REQUEST. Collect the lines of the entries where "Growth" shows up.

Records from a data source
'''

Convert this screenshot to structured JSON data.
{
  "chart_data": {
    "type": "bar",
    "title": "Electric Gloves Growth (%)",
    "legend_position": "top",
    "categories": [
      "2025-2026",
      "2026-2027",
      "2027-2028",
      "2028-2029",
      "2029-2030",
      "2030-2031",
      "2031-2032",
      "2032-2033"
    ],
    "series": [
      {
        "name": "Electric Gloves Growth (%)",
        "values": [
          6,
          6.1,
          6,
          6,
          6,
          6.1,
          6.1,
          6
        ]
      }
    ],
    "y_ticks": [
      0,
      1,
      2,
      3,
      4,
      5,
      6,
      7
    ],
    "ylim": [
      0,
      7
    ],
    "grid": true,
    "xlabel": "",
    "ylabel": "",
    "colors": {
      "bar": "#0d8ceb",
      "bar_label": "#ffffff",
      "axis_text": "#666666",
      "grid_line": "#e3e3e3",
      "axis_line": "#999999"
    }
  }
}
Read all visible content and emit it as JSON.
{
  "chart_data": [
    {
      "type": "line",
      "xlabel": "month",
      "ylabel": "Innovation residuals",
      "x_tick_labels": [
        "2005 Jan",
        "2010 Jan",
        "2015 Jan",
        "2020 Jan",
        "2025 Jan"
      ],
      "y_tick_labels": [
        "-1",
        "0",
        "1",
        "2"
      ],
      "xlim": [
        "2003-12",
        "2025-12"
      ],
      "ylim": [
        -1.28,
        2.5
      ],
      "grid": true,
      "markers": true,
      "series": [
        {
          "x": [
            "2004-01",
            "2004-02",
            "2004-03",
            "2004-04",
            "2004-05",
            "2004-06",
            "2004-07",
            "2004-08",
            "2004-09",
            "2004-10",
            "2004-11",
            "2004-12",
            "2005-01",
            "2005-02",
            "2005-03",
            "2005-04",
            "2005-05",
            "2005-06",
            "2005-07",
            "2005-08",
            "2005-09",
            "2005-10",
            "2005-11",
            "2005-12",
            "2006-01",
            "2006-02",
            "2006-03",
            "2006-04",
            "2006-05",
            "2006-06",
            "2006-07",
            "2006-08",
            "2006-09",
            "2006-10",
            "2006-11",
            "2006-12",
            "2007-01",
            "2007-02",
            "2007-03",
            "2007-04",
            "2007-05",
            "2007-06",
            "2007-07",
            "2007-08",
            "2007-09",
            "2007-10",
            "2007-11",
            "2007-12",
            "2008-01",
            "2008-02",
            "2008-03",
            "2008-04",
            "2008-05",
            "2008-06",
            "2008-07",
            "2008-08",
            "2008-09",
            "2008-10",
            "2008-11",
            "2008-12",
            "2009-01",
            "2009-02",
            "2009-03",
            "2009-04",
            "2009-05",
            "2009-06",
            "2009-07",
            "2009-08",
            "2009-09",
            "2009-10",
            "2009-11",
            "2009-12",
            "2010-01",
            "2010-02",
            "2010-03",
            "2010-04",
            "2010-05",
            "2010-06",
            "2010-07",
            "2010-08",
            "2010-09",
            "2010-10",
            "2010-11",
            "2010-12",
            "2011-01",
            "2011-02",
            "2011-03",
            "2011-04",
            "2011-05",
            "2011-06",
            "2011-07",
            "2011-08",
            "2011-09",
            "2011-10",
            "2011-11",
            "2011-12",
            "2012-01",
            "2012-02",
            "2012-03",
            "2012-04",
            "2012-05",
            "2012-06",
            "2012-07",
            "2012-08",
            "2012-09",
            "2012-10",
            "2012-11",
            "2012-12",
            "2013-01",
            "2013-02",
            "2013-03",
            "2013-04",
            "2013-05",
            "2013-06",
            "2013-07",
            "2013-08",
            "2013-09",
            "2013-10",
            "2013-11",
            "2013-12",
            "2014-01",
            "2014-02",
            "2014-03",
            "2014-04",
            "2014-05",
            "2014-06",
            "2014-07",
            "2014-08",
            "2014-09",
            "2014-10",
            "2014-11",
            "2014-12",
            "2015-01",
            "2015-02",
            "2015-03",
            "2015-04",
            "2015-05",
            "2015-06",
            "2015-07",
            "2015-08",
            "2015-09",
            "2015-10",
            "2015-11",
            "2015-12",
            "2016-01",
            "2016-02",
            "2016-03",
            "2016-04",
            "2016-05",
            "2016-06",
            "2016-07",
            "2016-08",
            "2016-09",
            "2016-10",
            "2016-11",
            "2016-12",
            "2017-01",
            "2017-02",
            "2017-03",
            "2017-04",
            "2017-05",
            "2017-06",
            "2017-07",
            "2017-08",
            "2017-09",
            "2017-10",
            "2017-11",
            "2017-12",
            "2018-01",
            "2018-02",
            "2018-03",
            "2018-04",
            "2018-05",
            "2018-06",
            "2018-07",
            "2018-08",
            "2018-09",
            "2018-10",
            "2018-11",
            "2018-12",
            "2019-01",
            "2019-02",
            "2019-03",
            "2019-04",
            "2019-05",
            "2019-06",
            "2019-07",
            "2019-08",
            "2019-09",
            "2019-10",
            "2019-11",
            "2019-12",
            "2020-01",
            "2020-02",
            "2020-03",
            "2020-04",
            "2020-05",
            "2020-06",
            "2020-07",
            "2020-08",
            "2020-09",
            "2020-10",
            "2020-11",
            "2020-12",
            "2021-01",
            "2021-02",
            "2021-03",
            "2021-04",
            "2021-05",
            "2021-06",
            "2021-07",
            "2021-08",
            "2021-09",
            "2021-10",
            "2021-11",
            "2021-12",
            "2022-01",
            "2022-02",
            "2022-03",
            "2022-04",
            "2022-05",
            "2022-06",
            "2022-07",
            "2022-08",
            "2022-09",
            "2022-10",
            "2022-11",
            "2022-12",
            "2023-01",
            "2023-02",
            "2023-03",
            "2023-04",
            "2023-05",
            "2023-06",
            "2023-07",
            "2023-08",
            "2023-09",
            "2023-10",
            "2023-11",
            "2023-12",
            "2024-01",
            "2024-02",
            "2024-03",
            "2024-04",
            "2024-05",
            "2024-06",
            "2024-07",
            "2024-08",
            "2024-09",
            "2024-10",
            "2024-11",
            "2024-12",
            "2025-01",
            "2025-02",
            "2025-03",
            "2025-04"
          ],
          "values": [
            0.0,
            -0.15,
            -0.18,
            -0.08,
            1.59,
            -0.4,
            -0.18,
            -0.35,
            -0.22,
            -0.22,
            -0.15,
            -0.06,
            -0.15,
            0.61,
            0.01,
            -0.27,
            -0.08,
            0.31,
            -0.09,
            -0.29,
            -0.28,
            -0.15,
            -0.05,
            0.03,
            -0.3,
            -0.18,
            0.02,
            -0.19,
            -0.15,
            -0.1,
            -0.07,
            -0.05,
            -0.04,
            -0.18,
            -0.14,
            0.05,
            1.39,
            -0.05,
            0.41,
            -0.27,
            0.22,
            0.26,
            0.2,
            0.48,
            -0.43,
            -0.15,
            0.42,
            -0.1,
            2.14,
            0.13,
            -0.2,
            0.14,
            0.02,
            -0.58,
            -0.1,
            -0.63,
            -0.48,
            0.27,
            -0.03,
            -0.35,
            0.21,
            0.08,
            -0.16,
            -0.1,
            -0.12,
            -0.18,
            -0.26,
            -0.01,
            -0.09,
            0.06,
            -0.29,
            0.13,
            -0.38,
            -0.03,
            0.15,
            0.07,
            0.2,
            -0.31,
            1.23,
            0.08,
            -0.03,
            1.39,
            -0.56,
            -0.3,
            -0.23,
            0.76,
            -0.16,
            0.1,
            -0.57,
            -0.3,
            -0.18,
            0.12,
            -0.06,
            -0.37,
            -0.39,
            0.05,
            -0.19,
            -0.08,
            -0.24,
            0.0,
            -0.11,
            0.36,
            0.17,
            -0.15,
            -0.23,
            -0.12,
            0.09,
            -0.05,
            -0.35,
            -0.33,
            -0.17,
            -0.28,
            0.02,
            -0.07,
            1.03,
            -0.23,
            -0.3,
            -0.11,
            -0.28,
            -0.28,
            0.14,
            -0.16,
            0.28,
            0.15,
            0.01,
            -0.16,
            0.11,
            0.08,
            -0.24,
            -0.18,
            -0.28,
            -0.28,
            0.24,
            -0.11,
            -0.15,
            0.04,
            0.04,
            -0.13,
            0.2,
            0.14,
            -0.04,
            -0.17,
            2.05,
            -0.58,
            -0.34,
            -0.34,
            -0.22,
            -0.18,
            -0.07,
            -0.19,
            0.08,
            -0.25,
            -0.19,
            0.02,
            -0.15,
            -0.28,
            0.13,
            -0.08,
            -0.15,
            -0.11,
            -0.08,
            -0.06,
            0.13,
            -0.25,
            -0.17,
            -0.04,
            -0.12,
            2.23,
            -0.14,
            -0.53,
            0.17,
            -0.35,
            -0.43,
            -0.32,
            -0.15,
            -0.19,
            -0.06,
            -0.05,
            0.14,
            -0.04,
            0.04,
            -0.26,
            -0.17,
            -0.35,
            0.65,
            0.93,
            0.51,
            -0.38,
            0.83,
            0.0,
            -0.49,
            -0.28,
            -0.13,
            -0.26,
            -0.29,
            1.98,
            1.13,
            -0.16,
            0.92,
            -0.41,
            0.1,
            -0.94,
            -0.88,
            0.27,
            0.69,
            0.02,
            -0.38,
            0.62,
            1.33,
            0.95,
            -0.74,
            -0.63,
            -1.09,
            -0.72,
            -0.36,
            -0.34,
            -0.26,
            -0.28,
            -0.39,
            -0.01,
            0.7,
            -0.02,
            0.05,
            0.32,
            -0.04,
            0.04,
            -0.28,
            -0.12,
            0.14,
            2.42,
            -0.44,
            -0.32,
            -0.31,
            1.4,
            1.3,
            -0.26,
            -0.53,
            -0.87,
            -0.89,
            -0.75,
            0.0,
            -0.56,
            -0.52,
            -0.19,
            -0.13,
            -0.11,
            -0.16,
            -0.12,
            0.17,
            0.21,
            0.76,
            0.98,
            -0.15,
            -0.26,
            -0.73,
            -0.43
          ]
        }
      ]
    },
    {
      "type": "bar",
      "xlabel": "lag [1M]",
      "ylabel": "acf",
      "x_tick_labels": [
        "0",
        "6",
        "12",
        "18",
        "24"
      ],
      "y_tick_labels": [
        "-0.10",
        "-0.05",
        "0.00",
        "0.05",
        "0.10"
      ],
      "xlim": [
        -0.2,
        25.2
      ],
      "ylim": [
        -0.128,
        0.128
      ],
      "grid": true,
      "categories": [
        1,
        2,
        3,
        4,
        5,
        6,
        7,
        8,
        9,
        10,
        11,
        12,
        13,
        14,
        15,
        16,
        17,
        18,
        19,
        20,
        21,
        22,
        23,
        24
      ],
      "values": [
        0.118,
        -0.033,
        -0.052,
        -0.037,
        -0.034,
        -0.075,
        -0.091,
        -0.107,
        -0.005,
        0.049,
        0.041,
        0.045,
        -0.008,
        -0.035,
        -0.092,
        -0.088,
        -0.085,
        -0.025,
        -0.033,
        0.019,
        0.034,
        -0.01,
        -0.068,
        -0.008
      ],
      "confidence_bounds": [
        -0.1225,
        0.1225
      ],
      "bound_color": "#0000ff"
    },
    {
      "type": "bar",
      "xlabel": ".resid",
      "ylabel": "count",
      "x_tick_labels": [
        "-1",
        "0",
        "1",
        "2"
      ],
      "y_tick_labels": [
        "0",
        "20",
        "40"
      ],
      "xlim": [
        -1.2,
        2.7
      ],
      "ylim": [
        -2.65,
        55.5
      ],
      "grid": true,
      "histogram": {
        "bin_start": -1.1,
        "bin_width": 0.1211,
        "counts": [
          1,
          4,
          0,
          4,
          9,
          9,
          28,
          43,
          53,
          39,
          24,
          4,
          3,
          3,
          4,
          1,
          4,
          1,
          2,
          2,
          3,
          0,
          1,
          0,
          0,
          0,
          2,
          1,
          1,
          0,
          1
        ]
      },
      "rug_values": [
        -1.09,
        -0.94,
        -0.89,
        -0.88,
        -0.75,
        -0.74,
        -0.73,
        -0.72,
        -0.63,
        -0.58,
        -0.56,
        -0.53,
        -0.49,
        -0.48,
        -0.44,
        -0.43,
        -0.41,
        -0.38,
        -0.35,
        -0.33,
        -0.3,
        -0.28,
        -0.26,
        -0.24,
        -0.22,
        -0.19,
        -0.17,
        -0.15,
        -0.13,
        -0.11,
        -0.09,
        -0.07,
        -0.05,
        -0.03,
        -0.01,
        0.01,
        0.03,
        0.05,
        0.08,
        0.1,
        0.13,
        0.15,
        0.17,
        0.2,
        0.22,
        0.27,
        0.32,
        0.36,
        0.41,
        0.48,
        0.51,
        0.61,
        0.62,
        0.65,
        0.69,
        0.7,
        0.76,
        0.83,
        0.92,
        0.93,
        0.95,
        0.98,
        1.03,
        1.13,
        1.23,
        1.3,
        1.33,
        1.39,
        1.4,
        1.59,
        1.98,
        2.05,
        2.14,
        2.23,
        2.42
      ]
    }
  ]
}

'''

COMPLETE RESPONSE.
    "title": "Electric Gloves Growth (%)",
        "name": "Electric Gloves Growth (%)",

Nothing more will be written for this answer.